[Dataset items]
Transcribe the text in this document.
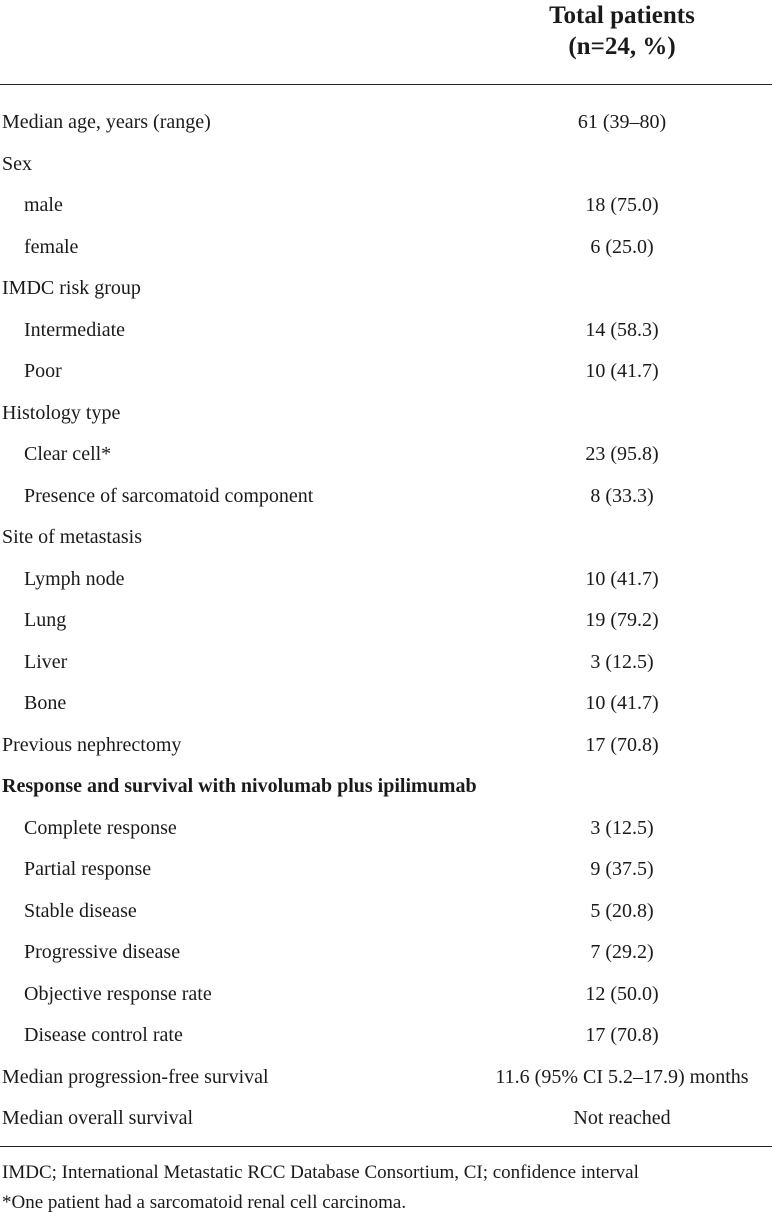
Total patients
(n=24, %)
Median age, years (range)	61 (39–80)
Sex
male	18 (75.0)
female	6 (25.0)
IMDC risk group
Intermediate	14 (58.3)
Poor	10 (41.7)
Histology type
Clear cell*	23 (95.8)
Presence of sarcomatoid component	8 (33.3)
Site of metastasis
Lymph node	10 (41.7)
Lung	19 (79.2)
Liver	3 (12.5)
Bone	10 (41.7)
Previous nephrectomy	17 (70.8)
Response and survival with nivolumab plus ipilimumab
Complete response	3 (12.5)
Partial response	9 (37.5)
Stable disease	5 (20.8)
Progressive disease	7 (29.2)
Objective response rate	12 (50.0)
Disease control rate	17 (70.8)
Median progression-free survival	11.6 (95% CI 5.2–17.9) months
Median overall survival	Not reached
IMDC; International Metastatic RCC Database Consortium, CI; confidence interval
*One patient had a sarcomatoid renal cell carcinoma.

= What you have to do =
Could you filter the entries above for lines holding the string "Median" and copy them?

= Result of the task =
Median age, years (range)	61 (39–80)
Median progression-free survival	11.6 (95% CI 5.2–17.9) months
Median overall survival	Not reached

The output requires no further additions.